Items from a figure collection:
---

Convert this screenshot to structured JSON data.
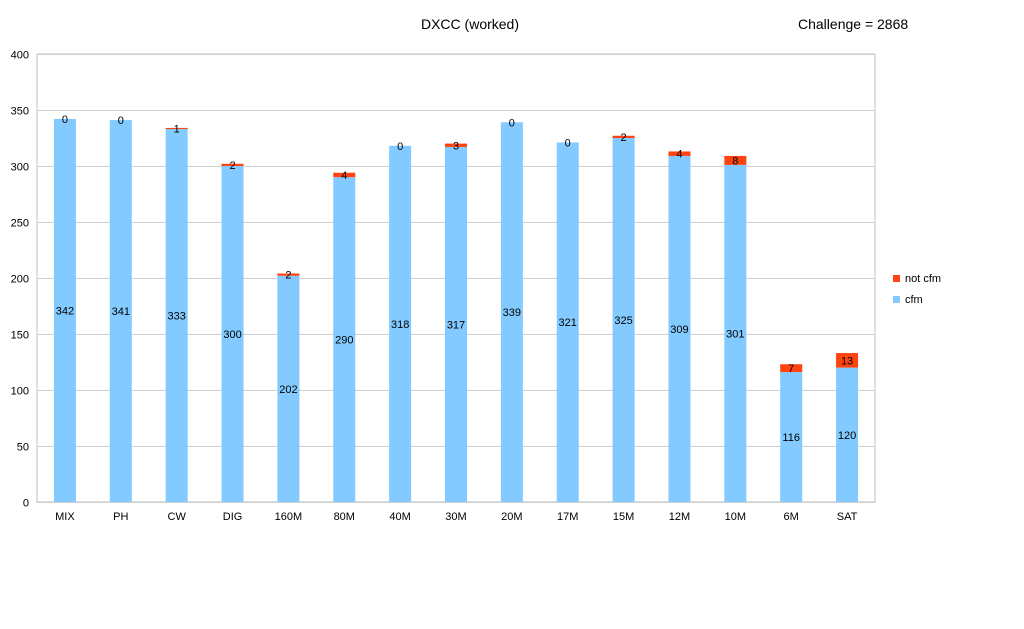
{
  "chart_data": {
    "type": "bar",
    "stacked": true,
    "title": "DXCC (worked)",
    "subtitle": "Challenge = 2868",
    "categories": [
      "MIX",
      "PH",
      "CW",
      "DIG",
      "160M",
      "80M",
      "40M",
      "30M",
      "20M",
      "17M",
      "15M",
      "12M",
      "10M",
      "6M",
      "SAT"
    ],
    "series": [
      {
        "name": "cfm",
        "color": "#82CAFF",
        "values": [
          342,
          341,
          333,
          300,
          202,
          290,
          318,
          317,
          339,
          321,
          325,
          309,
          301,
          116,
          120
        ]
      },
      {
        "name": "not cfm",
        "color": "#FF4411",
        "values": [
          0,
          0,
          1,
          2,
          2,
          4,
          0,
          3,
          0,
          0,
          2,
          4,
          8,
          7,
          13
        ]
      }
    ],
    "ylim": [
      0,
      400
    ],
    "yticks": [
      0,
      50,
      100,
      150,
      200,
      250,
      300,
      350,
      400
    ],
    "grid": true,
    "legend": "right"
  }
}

---

Work to complete:
Copy all the data exactly as written, but skip any picture.

Result below:
Convert this screenshot to structured JSON data.
{
  "chart_data": {
    "type": "bar",
    "stacked": true,
    "title": "DXCC (worked)",
    "subtitle": "Challenge = 2868",
    "categories": [
      "MIX",
      "PH",
      "CW",
      "DIG",
      "160M",
      "80M",
      "40M",
      "30M",
      "20M",
      "17M",
      "15M",
      "12M",
      "10M",
      "6M",
      "SAT"
    ],
    "series": [
      {
        "name": "cfm",
        "color": "#82CAFF",
        "values": [
          342,
          341,
          333,
          300,
          202,
          290,
          318,
          317,
          339,
          321,
          325,
          309,
          301,
          116,
          120
        ]
      },
      {
        "name": "not cfm",
        "color": "#FF4411",
        "values": [
          0,
          0,
          1,
          2,
          2,
          4,
          0,
          3,
          0,
          0,
          2,
          4,
          8,
          7,
          13
        ]
      }
    ],
    "ylim": [
      0,
      400
    ],
    "yticks": [
      0,
      50,
      100,
      150,
      200,
      250,
      300,
      350,
      400
    ],
    "grid": true,
    "legend": "right"
  }
}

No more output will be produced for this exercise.